** START OF Data excerpts **

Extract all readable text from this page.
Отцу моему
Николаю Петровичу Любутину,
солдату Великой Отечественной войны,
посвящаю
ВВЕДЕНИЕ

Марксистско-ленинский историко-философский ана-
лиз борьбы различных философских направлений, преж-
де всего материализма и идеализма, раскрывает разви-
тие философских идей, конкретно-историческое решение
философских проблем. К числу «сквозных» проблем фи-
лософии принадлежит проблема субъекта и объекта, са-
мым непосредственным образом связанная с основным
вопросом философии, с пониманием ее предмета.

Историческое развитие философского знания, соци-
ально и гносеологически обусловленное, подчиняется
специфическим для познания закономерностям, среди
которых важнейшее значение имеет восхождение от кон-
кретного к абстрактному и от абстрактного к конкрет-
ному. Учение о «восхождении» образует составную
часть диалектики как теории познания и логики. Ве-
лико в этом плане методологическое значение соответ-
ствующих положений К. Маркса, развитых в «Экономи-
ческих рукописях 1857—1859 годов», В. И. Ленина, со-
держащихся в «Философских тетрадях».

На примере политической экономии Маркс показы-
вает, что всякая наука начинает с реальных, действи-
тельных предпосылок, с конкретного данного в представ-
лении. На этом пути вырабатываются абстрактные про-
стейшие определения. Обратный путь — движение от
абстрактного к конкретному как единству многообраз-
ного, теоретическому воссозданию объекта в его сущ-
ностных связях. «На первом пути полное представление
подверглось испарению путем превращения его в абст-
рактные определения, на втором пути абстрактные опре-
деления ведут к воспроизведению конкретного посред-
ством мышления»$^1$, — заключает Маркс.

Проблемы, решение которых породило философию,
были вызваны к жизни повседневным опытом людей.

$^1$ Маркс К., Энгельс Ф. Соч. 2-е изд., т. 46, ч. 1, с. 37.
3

** END OF Data excerpts **

• Your objective
Reproduce every entry shown above, precisely as it stands.

• Exercise solution
Extract all readable text from this page.
Отцу моему
Николаю Петровичу Любутину,
солдату Великой Отечественной войны,
посвящаю
ВВЕДЕНИЕ

Марксистско-ленинский историко-философский ана-
лиз борьбы различных философских направлений, преж-
де всего материализма и идеализма, раскрывает разви-
тие философских идей, конкретно-историческое решение
философских проблем. К числу «сквозных» проблем фи-
лософии принадлежит проблема субъекта и объекта, са-
мым непосредственным образом связанная с основным
вопросом философии, с пониманием ее предмета.

Историческое развитие философского знания, соци-
ально и гносеологически обусловленное, подчиняется
специфическим для познания закономерностям, среди
которых важнейшее значение имеет восхождение от кон-
кретного к абстрактному и от абстрактного к конкрет-
ному. Учение о «восхождении» образует составную
часть диалектики как теории познания и логики. Ве-
лико в этом плане методологическое значение соответ-
ствующих положений К. Маркса, развитых в «Экономи-
ческих рукописях 1857—1859 годов», В. И. Ленина, со-
держащихся в «Философских тетрадях».

На примере политической экономии Маркс показы-
вает, что всякая наука начинает с реальных, действи-
тельных предпосылок, с конкретного данного в представ-
лении. На этом пути вырабатываются абстрактные про-
стейшие определения. Обратный путь — движение от
абстрактного к конкретному как единству многообраз-
ного, теоретическому воссозданию объекта в его сущ-
ностных связях. «На первом пути полное представление
подверглось испарению путем превращения его в абст-
рактные определения, на втором пути абстрактные опре-
деления ведут к воспроизведению конкретного посред-
ством мышления»$^1$, — заключает Маркс.

Проблемы, решение которых породило философию,
были вызваны к жизни повседневным опытом людей.

$^1$ Маркс К., Энгельс Ф. Соч. 2-е изд., т. 46, ч. 1, с. 37.
3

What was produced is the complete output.